### THE INPUT

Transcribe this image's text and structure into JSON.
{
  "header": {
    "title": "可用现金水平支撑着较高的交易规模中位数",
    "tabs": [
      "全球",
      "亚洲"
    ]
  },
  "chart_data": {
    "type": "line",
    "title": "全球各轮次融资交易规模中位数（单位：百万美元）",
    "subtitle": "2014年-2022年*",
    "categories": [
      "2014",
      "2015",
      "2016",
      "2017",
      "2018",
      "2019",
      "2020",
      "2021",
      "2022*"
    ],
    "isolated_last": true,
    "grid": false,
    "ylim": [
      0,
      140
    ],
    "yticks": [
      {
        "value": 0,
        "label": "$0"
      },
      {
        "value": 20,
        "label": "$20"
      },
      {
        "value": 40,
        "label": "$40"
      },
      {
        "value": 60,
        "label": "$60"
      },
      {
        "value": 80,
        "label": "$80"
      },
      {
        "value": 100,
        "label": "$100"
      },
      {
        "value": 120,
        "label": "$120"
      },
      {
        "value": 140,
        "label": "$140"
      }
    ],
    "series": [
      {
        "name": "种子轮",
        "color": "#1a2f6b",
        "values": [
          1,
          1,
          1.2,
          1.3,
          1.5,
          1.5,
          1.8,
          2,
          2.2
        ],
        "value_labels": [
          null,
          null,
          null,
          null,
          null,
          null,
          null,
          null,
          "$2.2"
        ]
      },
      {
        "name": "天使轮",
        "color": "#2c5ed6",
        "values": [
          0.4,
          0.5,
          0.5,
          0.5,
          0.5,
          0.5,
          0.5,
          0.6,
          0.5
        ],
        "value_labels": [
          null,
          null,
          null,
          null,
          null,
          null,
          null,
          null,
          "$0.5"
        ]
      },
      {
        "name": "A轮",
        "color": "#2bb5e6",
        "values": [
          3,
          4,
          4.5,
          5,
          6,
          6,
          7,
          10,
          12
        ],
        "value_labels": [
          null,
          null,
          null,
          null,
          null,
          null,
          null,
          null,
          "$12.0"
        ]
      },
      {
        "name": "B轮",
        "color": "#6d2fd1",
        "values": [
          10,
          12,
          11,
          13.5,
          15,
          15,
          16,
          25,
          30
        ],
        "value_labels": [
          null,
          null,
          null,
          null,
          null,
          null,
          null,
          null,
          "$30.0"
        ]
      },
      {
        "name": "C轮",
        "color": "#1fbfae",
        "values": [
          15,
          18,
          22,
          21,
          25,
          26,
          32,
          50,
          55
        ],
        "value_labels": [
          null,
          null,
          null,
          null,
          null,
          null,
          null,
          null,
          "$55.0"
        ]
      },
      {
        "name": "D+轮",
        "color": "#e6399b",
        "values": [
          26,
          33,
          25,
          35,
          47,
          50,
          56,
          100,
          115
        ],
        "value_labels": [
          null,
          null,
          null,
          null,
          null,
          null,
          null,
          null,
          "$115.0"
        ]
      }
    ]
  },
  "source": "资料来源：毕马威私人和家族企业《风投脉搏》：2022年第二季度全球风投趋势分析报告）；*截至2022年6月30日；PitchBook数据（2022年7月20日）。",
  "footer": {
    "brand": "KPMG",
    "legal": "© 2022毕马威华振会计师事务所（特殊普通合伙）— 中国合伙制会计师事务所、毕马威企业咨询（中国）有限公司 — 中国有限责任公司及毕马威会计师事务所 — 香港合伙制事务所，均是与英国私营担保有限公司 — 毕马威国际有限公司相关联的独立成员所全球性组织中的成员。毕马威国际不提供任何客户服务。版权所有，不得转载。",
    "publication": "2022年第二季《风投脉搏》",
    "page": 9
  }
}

######

- **GIVEN INSTRUCTION**
Write out every line of the records exactly.

- **OUTPUT BELOW**
Transcribe this image's text and structure into JSON.
{
  "header": {
    "title": "可用现金水平支撑着较高的交易规模中位数",
    "tabs": [
      "全球",
      "亚洲"
    ]
  },
  "chart_data": {
    "type": "line",
    "title": "全球各轮次融资交易规模中位数（单位：百万美元）",
    "subtitle": "2014年-2022年*",
    "categories": [
      "2014",
      "2015",
      "2016",
      "2017",
      "2018",
      "2019",
      "2020",
      "2021",
      "2022*"
    ],
    "isolated_last": true,
    "grid": false,
    "ylim": [
      0,
      140
    ],
    "yticks": [
      {
        "value": 0,
        "label": "$0"
      },
      {
        "value": 20,
        "label": "$20"
      },
      {
        "value": 40,
        "label": "$40"
      },
      {
        "value": 60,
        "label": "$60"
      },
      {
        "value": 80,
        "label": "$80"
      },
      {
        "value": 100,
        "label": "$100"
      },
      {
        "value": 120,
        "label": "$120"
      },
      {
        "value": 140,
        "label": "$140"
      }
    ],
    "series": [
      {
        "name": "种子轮",
        "color": "#1a2f6b",
        "values": [
          1,
          1,
          1.2,
          1.3,
          1.5,
          1.5,
          1.8,
          2,
          2.2
        ],
        "value_labels": [
          null,
          null,
          null,
          null,
          null,
          null,
          null,
          null,
          "$2.2"
        ]
      },
      {
        "name": "天使轮",
        "color": "#2c5ed6",
        "values": [
          0.4,
          0.5,
          0.5,
          0.5,
          0.5,
          0.5,
          0.5,
          0.6,
          0.5
        ],
        "value_labels": [
          null,
          null,
          null,
          null,
          null,
          null,
          null,
          null,
          "$0.5"
        ]
      },
      {
        "name": "A轮",
        "color": "#2bb5e6",
        "values": [
          3,
          4,
          4.5,
          5,
          6,
          6,
          7,
          10,
          12
        ],
        "value_labels": [
          null,
          null,
          null,
          null,
          null,
          null,
          null,
          null,
          "$12.0"
        ]
      },
      {
        "name": "B轮",
        "color": "#6d2fd1",
        "values": [
          10,
          12,
          11,
          13.5,
          15,
          15,
          16,
          25,
          30
        ],
        "value_labels": [
          null,
          null,
          null,
          null,
          null,
          null,
          null,
          null,
          "$30.0"
        ]
      },
      {
        "name": "C轮",
        "color": "#1fbfae",
        "values": [
          15,
          18,
          22,
          21,
          25,
          26,
          32,
          50,
          55
        ],
        "value_labels": [
          null,
          null,
          null,
          null,
          null,
          null,
          null,
          null,
          "$55.0"
        ]
      },
      {
        "name": "D+轮",
        "color": "#e6399b",
        "values": [
          26,
          33,
          25,
          35,
          47,
          50,
          56,
          100,
          115
        ],
        "value_labels": [
          null,
          null,
          null,
          null,
          null,
          null,
          null,
          null,
          "$115.0"
        ]
      }
    ]
  },
  "source": "资料来源：毕马威私人和家族企业《风投脉搏》：2022年第二季度全球风投趋势分析报告）；*截至2022年6月30日；PitchBook数据（2022年7月20日）。",
  "footer": {
    "brand": "KPMG",
    "legal": "© 2022毕马威华振会计师事务所（特殊普通合伙）— 中国合伙制会计师事务所、毕马威企业咨询（中国）有限公司 — 中国有限责任公司及毕马威会计师事务所 — 香港合伙制事务所，均是与英国私营担保有限公司 — 毕马威国际有限公司相关联的独立成员所全球性组织中的成员。毕马威国际不提供任何客户服务。版权所有，不得转载。",
    "publication": "2022年第二季《风投脉搏》",
    "page": 9
  }
}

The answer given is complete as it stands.